+++ ENTRIES SHOWN +++

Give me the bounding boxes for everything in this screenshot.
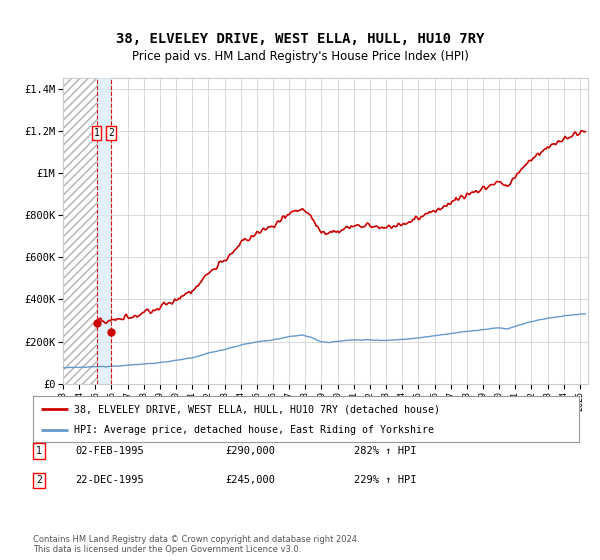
Text: 229% ↑ HPI: 229% ↑ HPI [354, 475, 416, 486]
Text: 38, ELVELEY DRIVE, WEST ELLA, HULL, HU10 7RY (detached house): 38, ELVELEY DRIVE, WEST ELLA, HULL, HU10… [74, 404, 440, 414]
Text: £290,000: £290,000 [225, 446, 275, 456]
Text: 2: 2 [108, 128, 114, 138]
Text: 02-FEB-1995: 02-FEB-1995 [75, 446, 144, 456]
Text: 2: 2 [36, 475, 42, 486]
Bar [97, 78, 111, 384]
Text: HPI: Average price, detached house, East Riding of Yorkshire: HPI: Average price, detached house, East… [74, 426, 434, 436]
Text: 22-DEC-1995: 22-DEC-1995 [75, 475, 144, 486]
Bar [63, 78, 97, 384]
Text: 38, ELVELEY DRIVE, WEST ELLA, HULL, HU10 7RY: 38, ELVELEY DRIVE, WEST ELLA, HULL, HU10… [116, 32, 484, 46]
Text: 1: 1 [94, 128, 100, 138]
Text: £245,000: £245,000 [225, 475, 275, 486]
Text: Price paid vs. HM Land Registry's House Price Index (HPI): Price paid vs. HM Land Registry's House … [131, 50, 469, 63]
Text: 1: 1 [36, 446, 42, 456]
Text: Contains HM Land Registry data © Crown copyright and database right 2024.
This d: Contains HM Land Registry data © Crown c… [33, 535, 359, 554]
Text: 282% ↑ HPI: 282% ↑ HPI [354, 446, 416, 456]
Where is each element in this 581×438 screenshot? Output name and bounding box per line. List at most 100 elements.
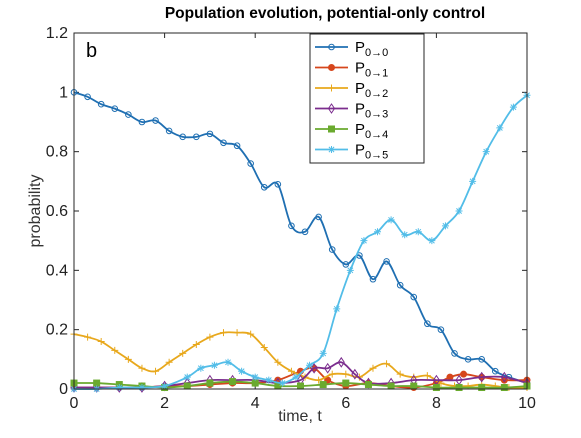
x-tick-label: 0 <box>70 395 79 412</box>
data-point <box>337 356 345 368</box>
legend-label: P0→4 <box>355 121 388 141</box>
data-point <box>319 381 327 389</box>
data-point <box>301 228 309 236</box>
data-point <box>97 100 105 108</box>
x-tick-label: 8 <box>432 395 441 412</box>
data-point <box>469 177 477 185</box>
legend-label-sub: 0→3 <box>365 109 388 121</box>
data-point <box>387 382 395 390</box>
series-0 <box>70 89 531 387</box>
data-point <box>509 103 517 111</box>
data-point <box>219 329 227 337</box>
data-point <box>165 358 173 366</box>
data-point <box>496 124 504 132</box>
legend-label: P0→0 <box>355 39 388 59</box>
data-point <box>206 130 214 138</box>
data-point <box>84 333 92 341</box>
legend-label-main: P <box>355 60 365 77</box>
legend-label: P0→3 <box>355 101 388 121</box>
legend-label: P0→5 <box>355 142 388 162</box>
data-point <box>410 293 418 301</box>
data-point <box>278 379 286 387</box>
legend-entry: P0→4 <box>315 121 388 141</box>
data-point <box>478 371 486 383</box>
legend-label-main: P <box>355 142 365 159</box>
legend-swatch-marker <box>328 125 335 133</box>
legend-label-sub: 0→5 <box>365 150 388 162</box>
data-point <box>478 356 486 363</box>
data-point <box>432 384 440 392</box>
data-point <box>306 361 314 369</box>
data-point <box>97 338 105 346</box>
data-point <box>115 384 123 392</box>
legend-swatch-marker <box>328 146 335 153</box>
legend: P0→0P0→1P0→2P0→3P0→4P0→5 <box>309 33 425 164</box>
legend-entry: P0→0 <box>315 39 388 59</box>
panel-label: b <box>86 40 97 62</box>
data-point <box>111 105 119 112</box>
data-point <box>165 127 173 135</box>
data-point <box>152 367 160 375</box>
data-point <box>265 376 273 384</box>
data-point <box>179 133 187 141</box>
data-point <box>152 117 159 124</box>
data-point <box>274 181 282 188</box>
data-point <box>387 216 395 224</box>
data-point <box>346 266 354 274</box>
legend-entry: P0→1 <box>315 60 388 80</box>
legend-label-sub: 0→0 <box>365 47 388 59</box>
legend-label-sub: 0→1 <box>365 68 388 80</box>
legend-swatch-marker <box>327 103 336 114</box>
data-point <box>274 358 282 366</box>
data-point <box>460 370 468 378</box>
plot-frame <box>73 32 528 390</box>
legend-label-main: P <box>355 121 365 138</box>
data-point <box>351 368 359 380</box>
data-point <box>287 367 295 375</box>
data-point <box>111 346 119 354</box>
y-tick-label: 1.2 <box>46 25 68 42</box>
data-point <box>93 379 101 387</box>
data-point <box>369 364 377 372</box>
data-point <box>401 231 409 239</box>
data-point <box>464 356 472 363</box>
x-tick-label: 2 <box>160 395 169 412</box>
data-point <box>251 379 259 387</box>
x-tick-label: 6 <box>341 395 350 412</box>
data-point <box>220 139 227 147</box>
data-point <box>428 237 436 245</box>
data-point <box>138 384 146 392</box>
legend-label: P0→1 <box>355 60 388 80</box>
data-point <box>206 333 214 341</box>
data-point <box>333 305 341 313</box>
data-point <box>446 373 454 381</box>
data-point <box>288 222 295 230</box>
plot-area <box>74 33 527 389</box>
data-point <box>124 355 132 363</box>
data-point <box>374 228 382 236</box>
data-point <box>396 370 404 378</box>
y-tick-label: 0.4 <box>46 262 68 279</box>
data-point <box>424 320 431 328</box>
data-point <box>441 222 449 230</box>
data-point <box>193 133 200 141</box>
legend-box <box>309 33 425 164</box>
data-point <box>328 370 336 378</box>
legend-label-main: P <box>355 101 365 118</box>
data-point <box>478 384 486 392</box>
data-point <box>238 367 246 375</box>
data-point <box>297 382 304 390</box>
data-point <box>369 275 377 283</box>
data-point <box>125 111 132 118</box>
data-point <box>455 207 463 215</box>
data-point <box>410 382 418 390</box>
data-point <box>224 358 232 366</box>
data-point <box>360 237 368 245</box>
data-point <box>84 93 91 101</box>
data-point <box>414 228 422 236</box>
data-point <box>482 148 490 156</box>
data-point <box>210 361 218 369</box>
legend-label-sub: 0→2 <box>365 88 388 100</box>
data-point <box>292 373 300 381</box>
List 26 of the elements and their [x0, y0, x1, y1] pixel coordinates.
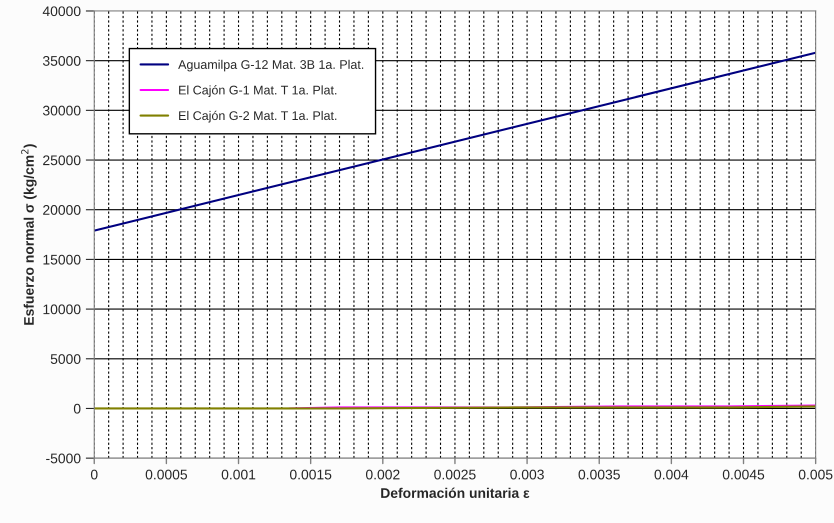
y-tick-label: 0	[74, 404, 81, 414]
legend-label: Aguamilpa G-12 Mat. 3B 1a. Plat.	[178, 60, 364, 72]
y-tick-label: 20000	[43, 205, 81, 215]
x-tick-label: 0.001	[222, 470, 256, 480]
y-tick-label: 10000	[43, 304, 81, 314]
x-tick-label: 0.0015	[290, 470, 332, 480]
y-tick-label: 40000	[42, 6, 81, 16]
y-axis-title: Esfuerzo normal σ (kg/cm$^{2}$)	[21, 144, 37, 325]
x-tick-label: 0.002	[366, 470, 400, 480]
legend-label: El Cajón G-1 Mat. T 1a. Plat.	[179, 85, 336, 97]
legend-label: El Cajón G-2 Mat. T 1a. Plat.	[179, 110, 336, 123]
x-tick-label: 0.005	[798, 470, 832, 480]
x-tick-label: 0.004	[654, 470, 688, 480]
x-tick-label: 0.0035	[578, 470, 620, 480]
y-tick-label: 35000	[42, 56, 81, 66]
y-tick-label: 5000	[50, 354, 81, 364]
y-tick-label: -5000	[46, 453, 81, 464]
y-tick-label: 25000	[43, 155, 81, 166]
x-tick-label: 0.0045	[722, 470, 764, 480]
y-tick-label: 15000	[43, 254, 81, 265]
x-axis-title: Deformación unitaria ε	[381, 488, 530, 498]
x-tick-label: 0	[90, 470, 98, 480]
x-tick-label: 0.003	[510, 470, 544, 480]
x-tick-label: 0.0005	[146, 470, 188, 480]
x-tick-label: 0.0025	[434, 470, 476, 480]
y-tick-label: 30000	[42, 106, 81, 116]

+++

| EXERCISE INSTRUCTIONS |
Recast all the rows above as a Markdown table with the columns No. and Line, numbering each line and skipping blank ones. Omit the pictures.

| EXPECTED ANSWER |
| No. | Line |
|---|---|
| 1 | Give me the bounding boxes for everything in this screenshot. |
| 2 | Text: 229% ↑ HPI: 229% ↑ HPI [354, 475, 416, 486] |
| 3 | Text: 38, ELVELEY DRIVE, WEST ELLA, HULL, HU10 7RY (detached house): 38, ELVELEY DRIVE, WEST ELLA, HULL, HU10… [74, 404, 440, 414] |
| 4 | Text: £290,000: £290,000 [225, 446, 275, 456] |
| 5 | Text: 2: 2 [108, 128, 114, 138] |
| 6 | Text: 02-FEB-1995: 02-FEB-1995 [75, 446, 144, 456] |
| 7 | Text: 2: 2 [36, 475, 42, 486] |
| 8 | Bar [97, 78, 111, 384] |
| 9 | Text: HPI: Average price, detached house, East Riding of Yorkshire: HPI: Average price, detached house, East… [74, 426, 434, 436] |
| 10 | Text: 22-DEC-1995: 22-DEC-1995 [75, 475, 144, 486] |
| 11 | Bar [63, 78, 97, 384] |
| 12 | Text: 38, ELVELEY DRIVE, WEST ELLA, HULL, HU10 7RY: 38, ELVELEY DRIVE, WEST ELLA, HULL, HU10… [116, 32, 484, 46] |
| 13 | Text: 1: 1 [94, 128, 100, 138] |
| 14 | Text: £245,000: £245,000 [225, 475, 275, 486] |
| 15 | Text: Price paid vs. HM Land Registry's House Price Index (HPI): Price paid vs. HM Land Registry's House … [131, 50, 469, 63] |
| 16 | Text: 1: 1 [36, 446, 42, 456] |
| 17 | Text: Contains HM Land Registry data © Crown copyright and database right 2024. |
| 18 | This d: Contains HM Land Registry data © Crown c… [33, 535, 359, 554] |
| 19 | Text: 282% ↑ HPI: 282% ↑ HPI [354, 446, 416, 456] |
| 20 | Where is each element in this 581×438 screenshot? Output name and bounding box per line. List at most 100 elements. |
| 21 | x-tick-label: 0 <box>70 395 79 412</box> |
| 22 | data-point <box>337 356 345 368</box> |
| 23 | legend-label: P0→4 <box>355 121 388 141</box> |
| 24 | data-point <box>319 381 327 389</box> |
| 25 | data-point <box>301 228 309 236</box> |
| 26 | data-point <box>97 100 105 108</box> |
| 27 | x-tick-label: 8 <box>432 395 441 412</box> |
| 28 | data-point <box>469 177 477 185</box> |
| 29 | legend-label-sub: 0→3 <box>365 109 388 121</box> |
| 30 | data-point <box>387 382 395 390</box> |
| 31 | series-0 <box>70 89 531 387</box> |
| 32 | data-point <box>509 103 517 111</box> |
| 33 | data-point <box>219 329 227 337</box> |
| 34 | data-point <box>165 358 173 366</box> |
| 35 | data-point <box>496 124 504 132</box> |
| 36 | legend-label: P0→0 <box>355 39 388 59</box> |
| 37 | data-point <box>206 130 214 138</box> |
| 38 | data-point <box>84 333 92 341</box> |
| 39 | legend-label-main: P <box>355 60 365 77</box> |
| 40 | legend-label: P0→3 <box>355 101 388 121</box> |
| 41 | legend-label: P0→5 <box>355 142 388 162</box> |
| 42 | data-point <box>410 293 418 301</box> |
| 43 | data-point <box>278 379 286 387</box> |
| 44 | legend-entry: P0→4 <box>315 121 388 141</box> |
| 45 | data-point <box>478 371 486 383</box> |
| 46 | legend-label-main: P <box>355 142 365 159</box> |
| 47 | legend-swatch-marker <box>328 125 335 133</box> |
| 48 | legend-label-sub: 0→5 <box>365 150 388 162</box> |
| 49 | data-point <box>478 356 486 363</box> |
| 50 | data-point <box>432 384 440 392</box> |
| 51 | data-point <box>306 361 314 369</box> |
| 52 | data-point <box>97 338 105 346</box> |
| 53 | data-point <box>115 384 123 392</box> |
| 54 | legend-swatch-marker <box>328 146 335 153</box> |
| 55 | legend: P0→0P0→1P0→2P0→3P0→4P0→5 <box>309 33 425 164</box> |
| 56 | legend-entry: P0→0 <box>315 39 388 59</box> |
| 57 | panel-label: b <box>86 40 97 62</box> |
| 58 | data-point <box>111 105 119 112</box> |
| 59 | data-point <box>165 127 173 135</box> |
| 60 | data-point <box>152 367 160 375</box> |
| 61 | data-point <box>265 376 273 384</box> |
| 62 | data-point <box>179 133 187 141</box> |
| 63 | data-point <box>152 117 159 124</box> |
| 64 | data-point <box>274 181 282 188</box> |
| 65 | data-point <box>387 216 395 224</box> |
| 66 | data-point <box>346 266 354 274</box> |
| 67 | legend-entry: P0→1 <box>315 60 388 80</box> |
| 68 | legend-label-sub: 0→0 <box>365 47 388 59</box> |
| 69 | legend-label-sub: 0→1 <box>365 68 388 80</box> |
| 70 | legend-swatch-marker <box>327 103 336 114</box> |
| 71 | data-point <box>274 358 282 366</box> |
| 72 | data-point <box>460 370 468 378</box> |
| 73 | plot-frame <box>73 32 528 390</box> |
| 74 | legend-label-main: P <box>355 121 365 138</box> |
| 75 | data-point <box>351 368 359 380</box> |
| 76 | data-point <box>287 367 295 375</box> |
| 77 | data-point <box>111 346 119 354</box> |
| 78 | y-tick-label: 1.2 <box>46 25 68 42</box> |
| 79 | data-point <box>93 379 101 387</box> |
| 80 | data-point <box>369 364 377 372</box> |
| 81 | data-point <box>401 231 409 239</box> |
| 82 | data-point <box>464 356 472 363</box> |
| 83 | x-tick-label: 2 <box>160 395 169 412</box> |
| 84 | data-point <box>251 379 259 387</box> |
| 85 | x-tick-label: 6 <box>341 395 350 412</box> |
| 86 | data-point <box>220 139 227 147</box> |
| 87 | data-point <box>428 237 436 245</box> |
| 88 | data-point <box>138 384 146 392</box> |
| 89 | legend-label: P0→1 <box>355 60 388 80</box> |
| 90 | data-point <box>206 333 214 341</box> |
| 91 | data-point <box>333 305 341 313</box> |
| 92 | data-point <box>446 373 454 381</box> |
| 93 | data-point <box>288 222 295 230</box> |
| 94 | plot-area <box>74 33 527 389</box> |
| 95 | data-point <box>124 355 132 363</box> |
| 96 | data-point <box>374 228 382 236</box> |
| 97 | data-point <box>396 370 404 378</box> |
| 98 | y-tick-label: 0.4 <box>46 262 68 279</box> |
| 99 | data-point <box>424 320 431 328</box> |
| 100 | data-point <box>441 222 449 230</box> |
| 101 | data-point <box>193 133 200 141</box> |
| 102 | legend-box <box>309 33 425 164</box> |
| 103 | data-point <box>328 370 336 378</box> |
| 104 | legend-label-main: P <box>355 101 365 118</box> |
| 105 | data-point <box>478 384 486 392</box> |
| 106 | data-point <box>238 367 246 375</box> |
| 107 | data-point <box>297 382 304 390</box> |
| 108 | data-point <box>369 275 377 283</box> |
| 109 | data-point <box>125 111 132 118</box> |
| 110 | data-point <box>455 207 463 215</box> |
| 111 | data-point <box>410 382 418 390</box> |
| 112 | data-point <box>224 358 232 366</box> |
| 113 | data-point <box>360 237 368 245</box> |
| 114 | data-point <box>84 93 91 101</box> |
| 115 | data-point <box>414 228 422 236</box> |
| 116 | data-point <box>482 148 490 156</box> |
| 117 | data-point <box>210 361 218 369</box> |
| 118 | legend-label-sub: 0→2 <box>365 88 388 100</box> |
| 119 | data-point <box>292 373 300 381</box> |
| 120 | List 26 of the elements and their [x0, y0, x1, y1] pixel coordinates. |
| 121 | y-tick-label: 0	[74, 404, 81, 414] |
| 122 | legend-label: Aguamilpa G-12 Mat. 3B 1a. Plat.	[178, 60, 364, 72] |
| 123 | y-tick-label: 20000	[43, 205, 81, 215] |
| 124 | x-tick-label: 0.001	[222, 470, 256, 480] |
| 125 | y-tick-label: 10000	[43, 304, 81, 314] |
| 126 | x-tick-label: 0.0015	[290, 470, 332, 480] |
| 127 | y-tick-label: 40000	[42, 6, 81, 16] |
| 128 | y-axis-title: Esfuerzo normal σ (kg/cm$^{2}$)	[21, 144, 37, 325] |
| 129 | x-tick-label: 0.002	[366, 470, 400, 480] |
| 130 | legend-label: El Cajón G-1 Mat. T 1a. Plat.	[179, 85, 336, 97] |
| 131 | legend-label: El Cajón G-2 Mat. T 1a. Plat.	[179, 110, 336, 123] |
| 132 | x-tick-label: 0.005	[798, 470, 832, 480] |
| 133 | x-tick-label: 0.004	[654, 470, 688, 480] |
| 134 | x-tick-label: 0.0035	[578, 470, 620, 480] |
| 135 | y-tick-label: 35000	[42, 56, 81, 66] |
| 136 | y-tick-label: 5000	[50, 354, 81, 364] |
| 137 | y-tick-label: -5000	[46, 453, 81, 464] |
| 138 | y-tick-label: 25000	[43, 155, 81, 166] |
| 139 | x-tick-label: 0.0045	[722, 470, 764, 480] |
| 140 | y-tick-label: 15000	[43, 254, 81, 265] |
| 141 | x-axis-title: Deformación unitaria ε	[381, 488, 530, 498] |
| 142 | x-tick-label: 0	[90, 470, 98, 480] |
| 143 | x-tick-label: 0.003	[510, 470, 544, 480] |
| 144 | x-tick-label: 0.0005	[146, 470, 188, 480] |
| 145 | x-tick-label: 0.0025	[434, 470, 476, 480] |
| 146 | y-tick-label: 30000	[42, 106, 81, 116] |